TASK STATEMENT
Give a verbatim quotation of every record.

MATERIAL SUPPLIED
----------------
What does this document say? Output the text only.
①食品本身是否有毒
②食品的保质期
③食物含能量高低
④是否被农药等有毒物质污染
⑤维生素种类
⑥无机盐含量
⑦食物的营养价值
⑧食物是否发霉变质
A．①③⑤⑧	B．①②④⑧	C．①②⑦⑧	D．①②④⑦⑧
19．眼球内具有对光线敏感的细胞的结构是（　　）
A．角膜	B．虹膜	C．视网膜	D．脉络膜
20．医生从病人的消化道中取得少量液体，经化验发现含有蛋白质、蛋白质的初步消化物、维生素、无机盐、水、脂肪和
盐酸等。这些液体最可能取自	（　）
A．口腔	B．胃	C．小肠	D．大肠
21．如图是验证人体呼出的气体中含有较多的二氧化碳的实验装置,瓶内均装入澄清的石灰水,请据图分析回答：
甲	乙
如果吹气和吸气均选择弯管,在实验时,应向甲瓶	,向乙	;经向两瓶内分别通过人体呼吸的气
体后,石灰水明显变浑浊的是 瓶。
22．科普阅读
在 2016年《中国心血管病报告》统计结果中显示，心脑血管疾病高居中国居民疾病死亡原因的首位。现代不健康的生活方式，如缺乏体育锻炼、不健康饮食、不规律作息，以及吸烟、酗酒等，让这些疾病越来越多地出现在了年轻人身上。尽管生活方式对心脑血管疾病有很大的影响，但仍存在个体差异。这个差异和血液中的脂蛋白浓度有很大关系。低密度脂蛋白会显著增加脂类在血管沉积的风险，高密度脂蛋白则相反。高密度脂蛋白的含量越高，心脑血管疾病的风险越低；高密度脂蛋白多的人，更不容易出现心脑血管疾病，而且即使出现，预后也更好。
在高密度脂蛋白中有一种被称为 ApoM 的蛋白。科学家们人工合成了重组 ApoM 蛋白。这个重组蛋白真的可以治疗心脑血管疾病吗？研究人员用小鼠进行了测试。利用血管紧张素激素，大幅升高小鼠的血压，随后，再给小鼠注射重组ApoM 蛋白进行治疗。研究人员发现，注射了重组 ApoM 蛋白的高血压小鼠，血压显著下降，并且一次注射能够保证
----------------
OUTPUT BELOW
What does this document say? Output the text only.
①食品本身是否有毒
②食品的保质期
③食物含能量高低
④是否被农药等有毒物质污染
⑤维生素种类
⑥无机盐含量
⑦食物的营养价值
⑧食物是否发霉变质
A．①③⑤⑧	B．①②④⑧	C．①②⑦⑧	D．①②④⑦⑧
19．眼球内具有对光线敏感的细胞的结构是（　　）
A．角膜	B．虹膜	C．视网膜	D．脉络膜
20．医生从病人的消化道中取得少量液体，经化验发现含有蛋白质、蛋白质的初步消化物、维生素、无机盐、水、脂肪和
盐酸等。这些液体最可能取自	（　）
A．口腔	B．胃	C．小肠	D．大肠
21．如图是验证人体呼出的气体中含有较多的二氧化碳的实验装置,瓶内均装入澄清的石灰水,请据图分析回答：
甲	乙
如果吹气和吸气均选择弯管,在实验时,应向甲瓶	,向乙	;经向两瓶内分别通过人体呼吸的气
体后,石灰水明显变浑浊的是 瓶。
22．科普阅读
在 2016年《中国心血管病报告》统计结果中显示，心脑血管疾病高居中国居民疾病死亡原因的首位。现代不健康的生活方式，如缺乏体育锻炼、不健康饮食、不规律作息，以及吸烟、酗酒等，让这些疾病越来越多地出现在了年轻人身上。尽管生活方式对心脑血管疾病有很大的影响，但仍存在个体差异。这个差异和血液中的脂蛋白浓度有很大关系。低密度脂蛋白会显著增加脂类在血管沉积的风险，高密度脂蛋白则相反。高密度脂蛋白的含量越高，心脑血管疾病的风险越低；高密度脂蛋白多的人，更不容易出现心脑血管疾病，而且即使出现，预后也更好。
在高密度脂蛋白中有一种被称为 ApoM 的蛋白。科学家们人工合成了重组 ApoM 蛋白。这个重组蛋白真的可以治疗心脑血管疾病吗？研究人员用小鼠进行了测试。利用血管紧张素激素，大幅升高小鼠的血压，随后，再给小鼠注射重组ApoM 蛋白进行治疗。研究人员发现，注射了重组 ApoM 蛋白的高血压小鼠，血压显著下降，并且一次注射能够保证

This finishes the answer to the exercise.